> _DATA SECTION_
:::::

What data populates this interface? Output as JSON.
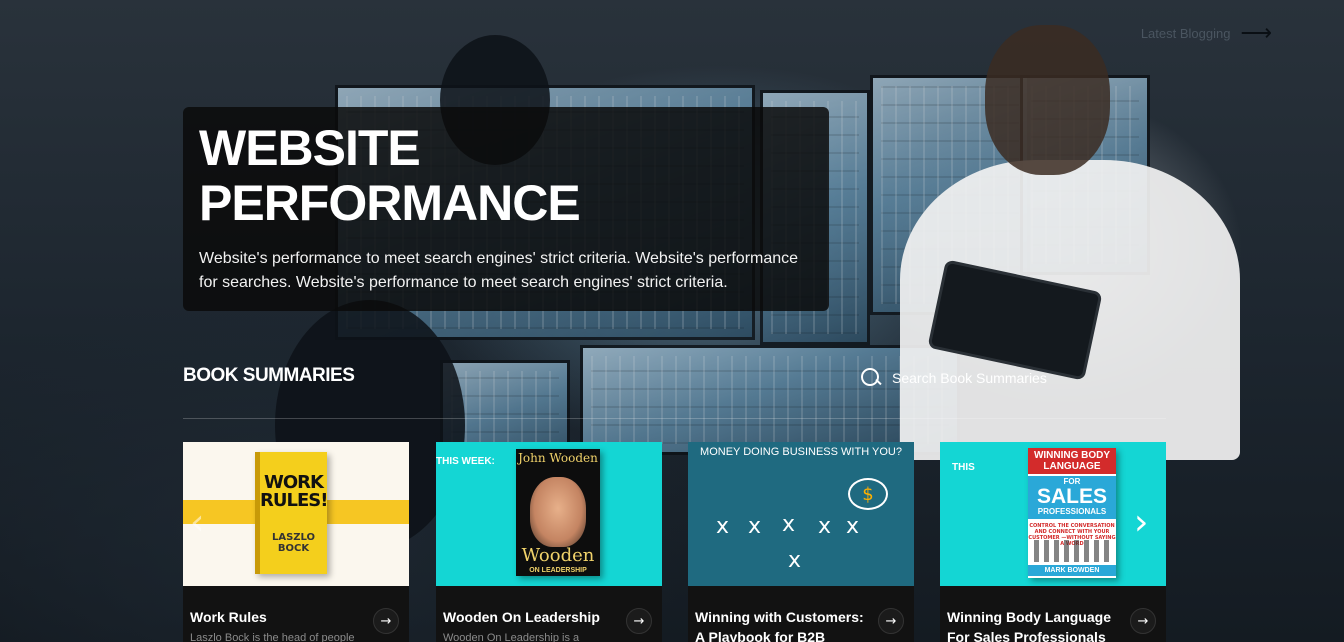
{
  "top_link": {
    "label": "Latest Blogging",
    "arrow_icon": "arrow-right-icon"
  },
  "hero": {
    "title": "WEBSITE PERFORMANCE",
    "description": "Website's performance to meet search engines' strict criteria. Website's performance for searches. Website's performance to meet search engines' strict criteria."
  },
  "section": {
    "title": "BOOK SUMMARIES",
    "search_label": "Search Book Summaries",
    "search_icon": "search-icon"
  },
  "carousel": {
    "prev_icon": "chevron-left-icon",
    "next_icon": "chevron-right-icon",
    "cards": [
      {
        "title": "Work Rules",
        "desc": "Laszlo Bock is the head of people",
        "cover": {
          "line1": "WORK",
          "line2": "RULES!",
          "author": "LASZLO BOCK"
        }
      },
      {
        "title": "Wooden On Leadership",
        "desc": "Wooden On Leadership is a",
        "cover": {
          "tag": "THIS WEEK:",
          "author": "John Wooden",
          "word": "Wooden",
          "sub": "ON LEADERSHIP"
        }
      },
      {
        "title": "Winning with Customers: A Playbook for B2B",
        "desc": "",
        "cover": {
          "question": "MONEY DOING BUSINESS WITH YOU?",
          "mark": "x",
          "symbol": "$"
        }
      },
      {
        "title": "Winning Body Language For Sales Professionals",
        "desc": "",
        "cover": {
          "tag": "THIS",
          "top": "WINNING BODY LANGUAGE",
          "for": "FOR",
          "sales": "SALES",
          "pro": "PROFESSIONALS",
          "blurb": "CONTROL THE CONVERSATION AND CONNECT WITH YOUR CUSTOMER —WITHOUT SAYING A WORD",
          "author": "MARK BOWDEN"
        }
      }
    ],
    "card_arrow": "→"
  },
  "colors": {
    "hero_bg": "#0a0a0a",
    "card_teal": "#14d6d4",
    "card_blue": "#1f6a80",
    "accent_yellow": "#f6c623"
  }
}
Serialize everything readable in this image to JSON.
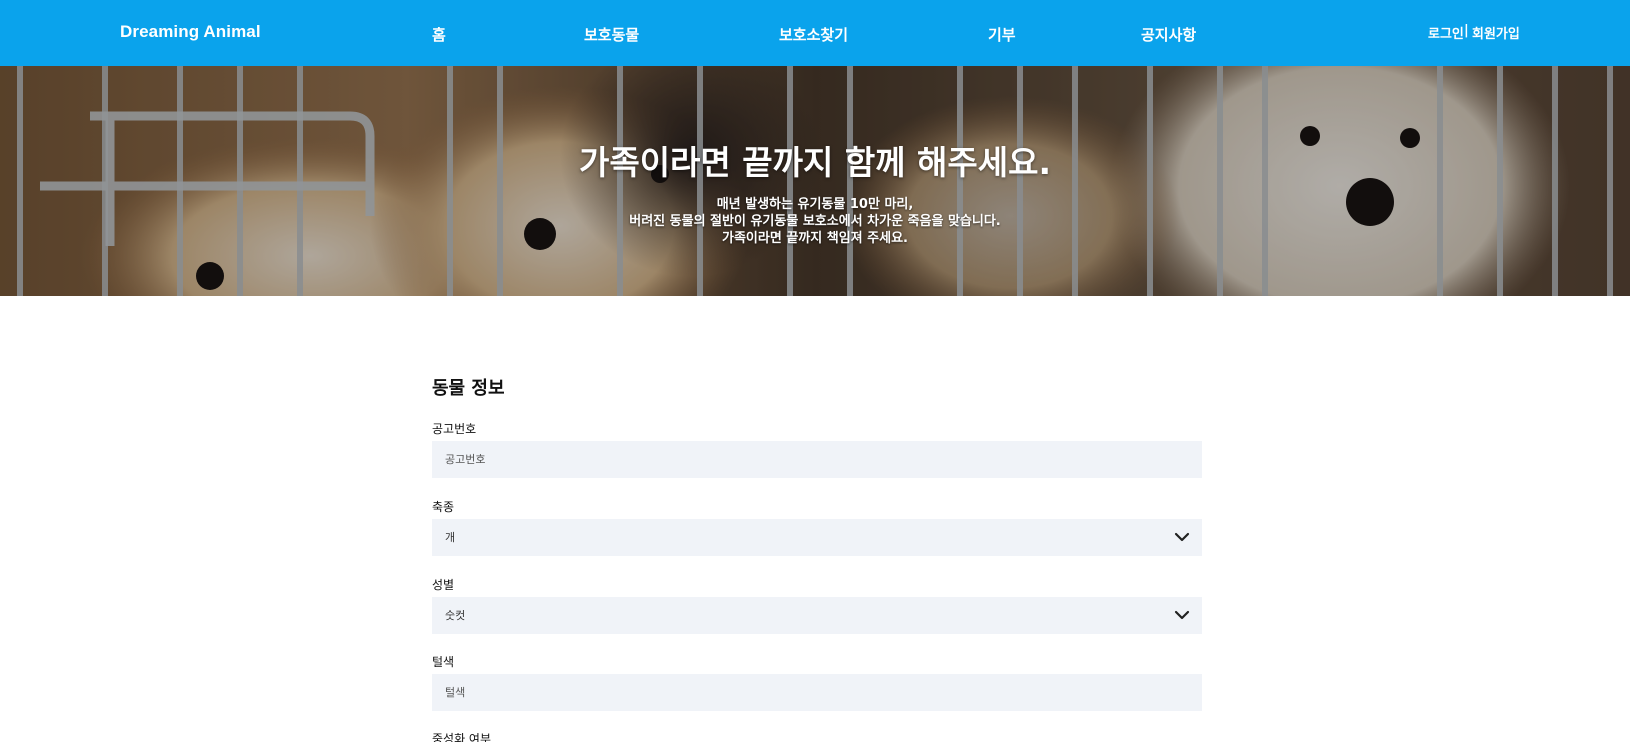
{
  "nav": {
    "brand": "Dreaming Animal",
    "items": [
      "홈",
      "보호동물",
      "보호소찾기",
      "기부",
      "공지사항"
    ],
    "login": "로그인",
    "separator": "|",
    "signup": "회원가입",
    "bar_color": "#0aa3ec"
  },
  "hero": {
    "title": "가족이라면 끝까지 함께 해주세요.",
    "lines": [
      "매년 발생하는 유기동물 10만 마리,",
      "버려진 동물의 절반이 유기동물 보호소에서  차가운 죽음을 맞습니다.",
      "가족이라면 끝까지 책임져 주세요."
    ]
  },
  "form": {
    "section_title": "동물 정보",
    "notice_no": {
      "label": "공고번호",
      "placeholder": "공고번호"
    },
    "species": {
      "label": "축종",
      "value": "개",
      "icon": "chevron-down-icon"
    },
    "sex": {
      "label": "성별",
      "value": "숫컷",
      "icon": "chevron-down-icon"
    },
    "color": {
      "label": "털색",
      "placeholder": "털색"
    },
    "neutered": {
      "label": "중성화 여부"
    }
  }
}
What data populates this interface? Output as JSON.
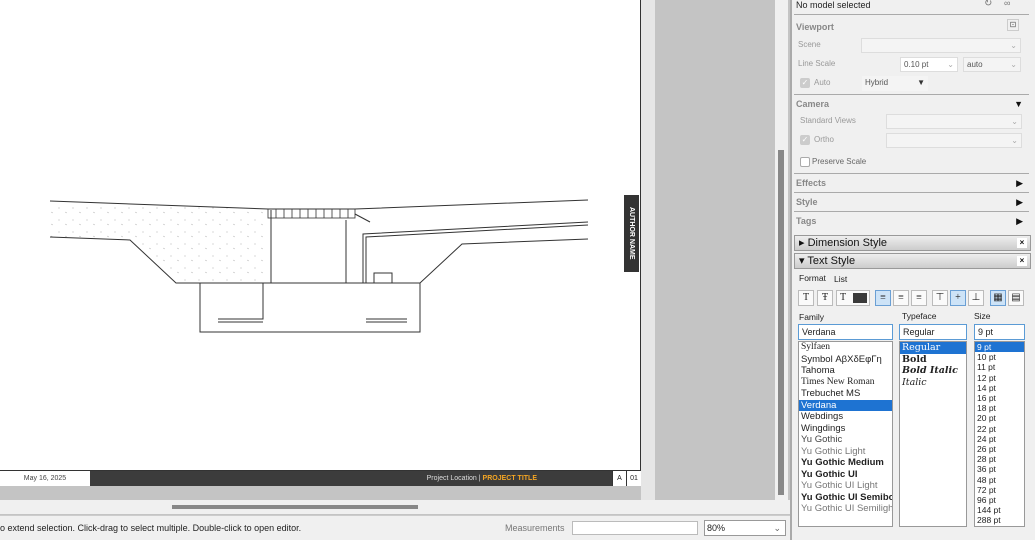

:::::

> _PROBLEM REQUIREMENTS_
Give back all entries exactly. No pictures belong in the copy.

> _CORRECT ANSWER_
What data populates this interface? Output as JSON.
{
  "top_link": {
    "label": "Latest Blogging",
    "arrow_icon": "arrow-right-icon"
  },
  "hero": {
    "title": "WEBSITE PERFORMANCE",
    "description": "Website's performance to meet search engines' strict criteria. Website's performance for searches. Website's performance to meet search engines' strict criteria."
  },
  "section": {
    "title": "BOOK SUMMARIES",
    "search_label": "Search Book Summaries",
    "search_icon": "search-icon"
  },
  "carousel": {
    "prev_icon": "chevron-left-icon",
    "next_icon": "chevron-right-icon",
    "cards": [
      {
        "title": "Work Rules",
        "desc": "Laszlo Bock is the head of people",
        "cover": {
          "line1": "WORK",
          "line2": "RULES!",
          "author": "LASZLO BOCK"
        }
      },
      {
        "title": "Wooden On Leadership",
        "desc": "Wooden On Leadership is a",
        "cover": {
          "tag": "THIS WEEK:",
          "author": "John Wooden",
          "word": "Wooden",
          "sub": "ON LEADERSHIP"
        }
      },
      {
        "title": "Winning with Customers: A Playbook for B2B",
        "desc": "",
        "cover": {
          "question": "MONEY DOING BUSINESS WITH YOU?",
          "mark": "x",
          "symbol": "$"
        }
      },
      {
        "title": "Winning Body Language For Sales Professionals",
        "desc": "",
        "cover": {
          "tag": "THIS",
          "top": "WINNING BODY LANGUAGE",
          "for": "FOR",
          "sales": "SALES",
          "pro": "PROFESSIONALS",
          "blurb": "CONTROL THE CONVERSATION AND CONNECT WITH YOUR CUSTOMER —WITHOUT SAYING A WORD",
          "author": "MARK BOWDEN"
        }
      }
    ],
    "card_arrow": "→"
  },
  "colors": {
    "hero_bg": "#0a0a0a",
    "card_teal": "#14d6d4",
    "card_blue": "#1f6a80",
    "accent_yellow": "#f6c623"
  }
}
Serialize everything readable in this image to JSON.
{
  "nav": {
    "brand": "Dreaming Animal",
    "items": [
      "홈",
      "보호동물",
      "보호소찾기",
      "기부",
      "공지사항"
    ],
    "login": "로그인",
    "separator": "|",
    "signup": "회원가입",
    "bar_color": "#0aa3ec"
  },
  "hero": {
    "title": "가족이라면 끝까지 함께 해주세요.",
    "lines": [
      "매년 발생하는 유기동물 10만 마리,",
      "버려진 동물의 절반이 유기동물 보호소에서  차가운 죽음을 맞습니다.",
      "가족이라면 끝까지 책임져 주세요."
    ]
  },
  "form": {
    "section_title": "동물 정보",
    "notice_no": {
      "label": "공고번호",
      "placeholder": "공고번호"
    },
    "species": {
      "label": "축종",
      "value": "개",
      "icon": "chevron-down-icon"
    },
    "sex": {
      "label": "성별",
      "value": "숫컷",
      "icon": "chevron-down-icon"
    },
    "color": {
      "label": "털색",
      "placeholder": "털색"
    },
    "neutered": {
      "label": "중성화 여부"
    }
  }
}
What data populates this interface? Output as JSON.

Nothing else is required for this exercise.